_Direction_:
Copy all of the material word for word, except for the pictures.

[Stored data]
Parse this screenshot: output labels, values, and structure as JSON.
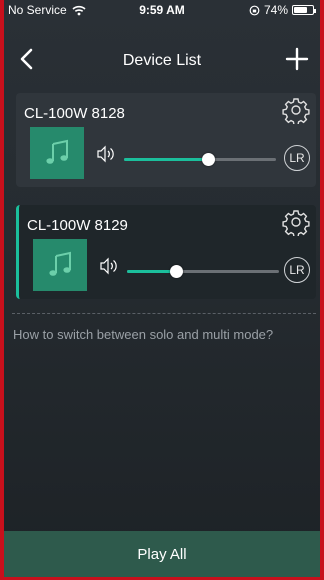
{
  "status_bar": {
    "carrier": "No Service",
    "time": "9:59 AM",
    "battery_text": "74%",
    "battery_level": 0.74
  },
  "nav": {
    "title": "Device List",
    "back_icon": "chevron-left-icon",
    "add_icon": "plus-icon"
  },
  "devices": [
    {
      "name": "CL-100W 8128",
      "volume": 0.55,
      "channel": "LR",
      "selected": false
    },
    {
      "name": "CL-100W 8129",
      "volume": 0.32,
      "channel": "LR",
      "selected": true
    }
  ],
  "help_link": "How to switch between solo and multi mode?",
  "play_all_label": "Play All",
  "colors": {
    "accent": "#1bbf9c",
    "background": "#262c31",
    "card": "#30363c",
    "selected_card": "#1f262a",
    "play_all_bar": "#2e5a4c",
    "art_tile": "#268a6c",
    "frame_border": "#c8101c"
  }
}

_Final answer_:
Parse this screenshot: output labels, values, and structure as JSON.
{
  "status_bar": {
    "carrier": "No Service",
    "time": "9:59 AM",
    "battery_text": "74%",
    "battery_level": 0.74
  },
  "nav": {
    "title": "Device List",
    "back_icon": "chevron-left-icon",
    "add_icon": "plus-icon"
  },
  "devices": [
    {
      "name": "CL-100W 8128",
      "volume": 0.55,
      "channel": "LR",
      "selected": false
    },
    {
      "name": "CL-100W 8129",
      "volume": 0.32,
      "channel": "LR",
      "selected": true
    }
  ],
  "help_link": "How to switch between solo and multi mode?",
  "play_all_label": "Play All",
  "colors": {
    "accent": "#1bbf9c",
    "background": "#262c31",
    "card": "#30363c",
    "selected_card": "#1f262a",
    "play_all_bar": "#2e5a4c",
    "art_tile": "#268a6c",
    "frame_border": "#c8101c"
  }
}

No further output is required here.